* [WHAT THE TASK REQUIRES] Every entry below should be printed exactly, without its images.

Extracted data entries
= = = = =

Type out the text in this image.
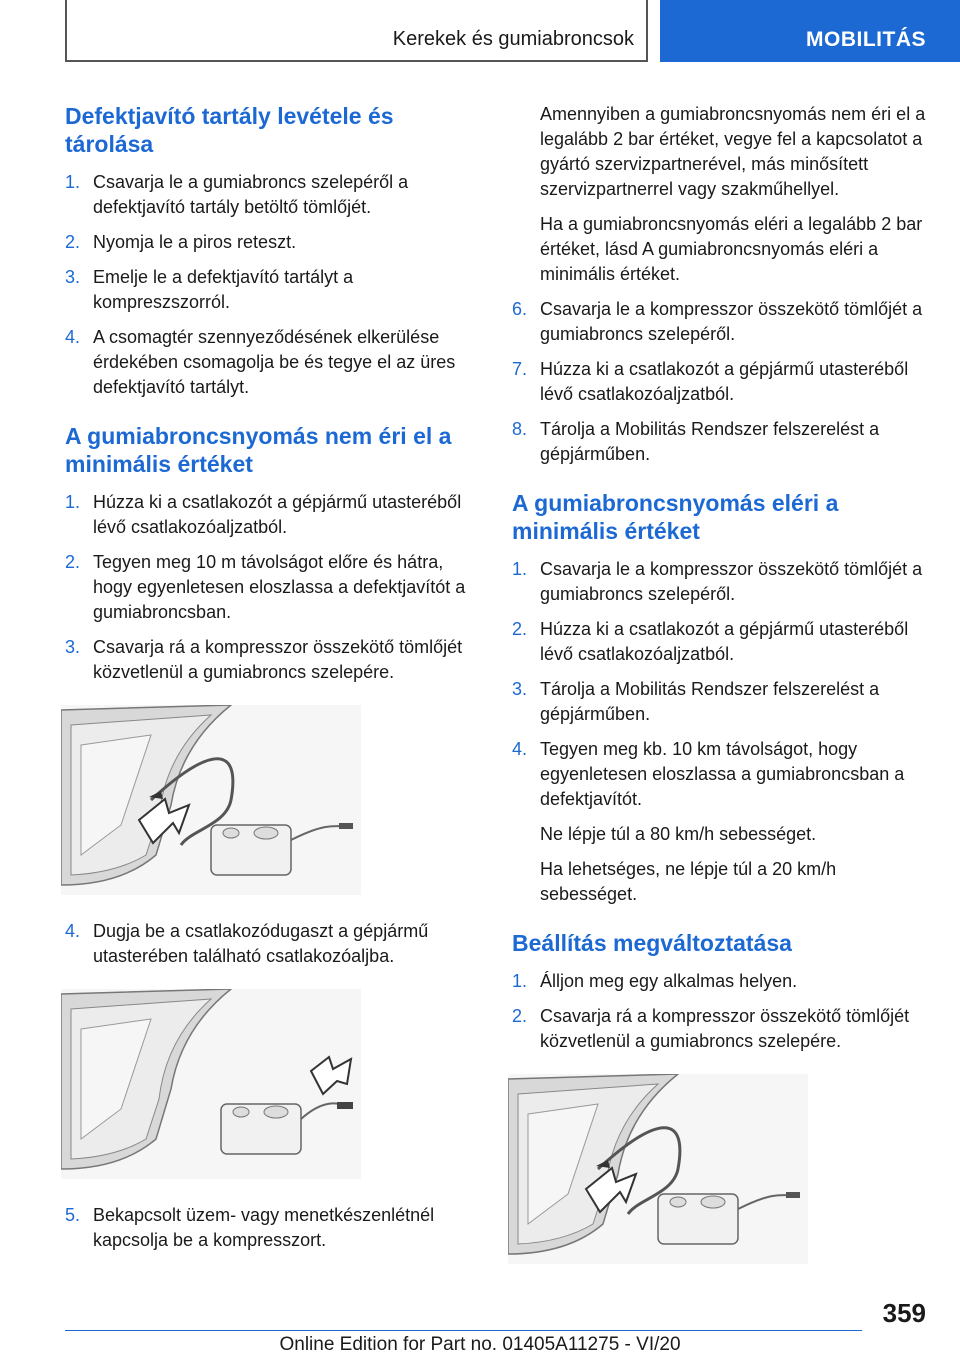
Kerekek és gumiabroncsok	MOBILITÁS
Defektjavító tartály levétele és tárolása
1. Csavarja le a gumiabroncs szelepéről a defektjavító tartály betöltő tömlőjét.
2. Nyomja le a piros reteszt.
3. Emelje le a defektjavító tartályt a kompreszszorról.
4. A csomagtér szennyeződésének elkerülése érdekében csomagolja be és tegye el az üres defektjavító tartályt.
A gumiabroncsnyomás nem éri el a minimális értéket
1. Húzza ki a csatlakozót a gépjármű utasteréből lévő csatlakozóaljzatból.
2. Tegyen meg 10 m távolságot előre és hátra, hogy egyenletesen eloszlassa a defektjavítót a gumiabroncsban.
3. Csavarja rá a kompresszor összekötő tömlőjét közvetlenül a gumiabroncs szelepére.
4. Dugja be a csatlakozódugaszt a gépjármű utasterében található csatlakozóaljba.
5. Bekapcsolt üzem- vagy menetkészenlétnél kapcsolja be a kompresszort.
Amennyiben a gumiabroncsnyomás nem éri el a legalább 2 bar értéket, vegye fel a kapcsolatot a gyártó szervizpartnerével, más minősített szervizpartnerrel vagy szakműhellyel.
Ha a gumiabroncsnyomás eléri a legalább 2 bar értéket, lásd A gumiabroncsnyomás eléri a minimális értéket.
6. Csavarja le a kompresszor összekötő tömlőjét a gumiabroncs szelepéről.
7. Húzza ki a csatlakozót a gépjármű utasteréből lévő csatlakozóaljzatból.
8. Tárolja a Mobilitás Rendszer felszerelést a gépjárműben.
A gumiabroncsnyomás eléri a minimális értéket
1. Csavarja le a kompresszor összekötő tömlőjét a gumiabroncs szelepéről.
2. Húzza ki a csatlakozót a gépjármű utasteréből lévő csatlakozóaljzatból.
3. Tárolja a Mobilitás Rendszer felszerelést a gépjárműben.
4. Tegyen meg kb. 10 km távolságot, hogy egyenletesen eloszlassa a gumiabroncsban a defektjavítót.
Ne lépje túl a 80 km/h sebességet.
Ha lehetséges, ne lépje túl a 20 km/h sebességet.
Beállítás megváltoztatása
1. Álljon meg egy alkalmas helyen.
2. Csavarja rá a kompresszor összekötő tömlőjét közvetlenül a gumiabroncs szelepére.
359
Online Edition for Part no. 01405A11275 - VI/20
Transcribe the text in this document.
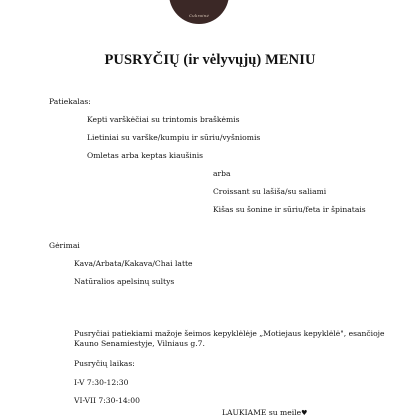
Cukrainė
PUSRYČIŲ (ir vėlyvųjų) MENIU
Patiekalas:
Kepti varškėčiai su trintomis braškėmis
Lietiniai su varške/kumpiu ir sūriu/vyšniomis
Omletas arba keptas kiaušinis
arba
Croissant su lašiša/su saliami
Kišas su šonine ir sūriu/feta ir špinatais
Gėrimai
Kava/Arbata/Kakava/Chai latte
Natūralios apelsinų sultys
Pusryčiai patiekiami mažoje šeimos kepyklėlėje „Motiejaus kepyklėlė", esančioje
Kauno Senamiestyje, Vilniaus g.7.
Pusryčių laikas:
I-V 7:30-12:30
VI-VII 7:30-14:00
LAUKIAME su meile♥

= = = = =

* [FINAL ANSWER]
Type out the text in this image.
Kerekek és gumiabroncsok	MOBILITÁS
Defektjavító tartály levétele és tárolása
1. Csavarja le a gumiabroncs szelepéről a defektjavító tartály betöltő tömlőjét.
2. Nyomja le a piros reteszt.
3. Emelje le a defektjavító tartályt a kompreszszorról.
4. A csomagtér szennyeződésének elkerülése érdekében csomagolja be és tegye el az üres defektjavító tartályt.
A gumiabroncsnyomás nem éri el a minimális értéket
1. Húzza ki a csatlakozót a gépjármű utasteréből lévő csatlakozóaljzatból.
2. Tegyen meg 10 m távolságot előre és hátra, hogy egyenletesen eloszlassa a defektjavítót a gumiabroncsban.
3. Csavarja rá a kompresszor összekötő tömlőjét közvetlenül a gumiabroncs szelepére.
4. Dugja be a csatlakozódugaszt a gépjármű utasterében található csatlakozóaljba.
5. Bekapcsolt üzem- vagy menetkészenlétnél kapcsolja be a kompresszort.
Amennyiben a gumiabroncsnyomás nem éri el a legalább 2 bar értéket, vegye fel a kapcsolatot a gyártó szervizpartnerével, más minősített szervizpartnerrel vagy szakműhellyel.
Ha a gumiabroncsnyomás eléri a legalább 2 bar értéket, lásd A gumiabroncsnyomás eléri a minimális értéket.
6. Csavarja le a kompresszor összekötő tömlőjét a gumiabroncs szelepéről.
7. Húzza ki a csatlakozót a gépjármű utasteréből lévő csatlakozóaljzatból.
8. Tárolja a Mobilitás Rendszer felszerelést a gépjárműben.
A gumiabroncsnyomás eléri a minimális értéket
1. Csavarja le a kompresszor összekötő tömlőjét a gumiabroncs szelepéről.
2. Húzza ki a csatlakozót a gépjármű utasteréből lévő csatlakozóaljzatból.
3. Tárolja a Mobilitás Rendszer felszerelést a gépjárműben.
4. Tegyen meg kb. 10 km távolságot, hogy egyenletesen eloszlassa a gumiabroncsban a defektjavítót.
Ne lépje túl a 80 km/h sebességet.
Ha lehetséges, ne lépje túl a 20 km/h sebességet.
Beállítás megváltoztatása
1. Álljon meg egy alkalmas helyen.
2. Csavarja rá a kompresszor összekötő tömlőjét közvetlenül a gumiabroncs szelepére.
359
Online Edition for Part no. 01405A11275 - VI/20
Transcribe the text in this document.
Cukrainė
PUSRYČIŲ (ir vėlyvųjų) MENIU
Patiekalas:
Kepti varškėčiai su trintomis braškėmis
Lietiniai su varške/kumpiu ir sūriu/vyšniomis
Omletas arba keptas kiaušinis
arba
Croissant su lašiša/su saliami
Kišas su šonine ir sūriu/feta ir špinatais
Gėrimai
Kava/Arbata/Kakava/Chai latte
Natūralios apelsinų sultys
Pusryčiai patiekiami mažoje šeimos kepyklėlėje „Motiejaus kepyklėlė", esančioje
Kauno Senamiestyje, Vilniaus g.7.
Pusryčių laikas:
I-V 7:30-12:30
VI-VII 7:30-14:00
LAUKIAME su meile♥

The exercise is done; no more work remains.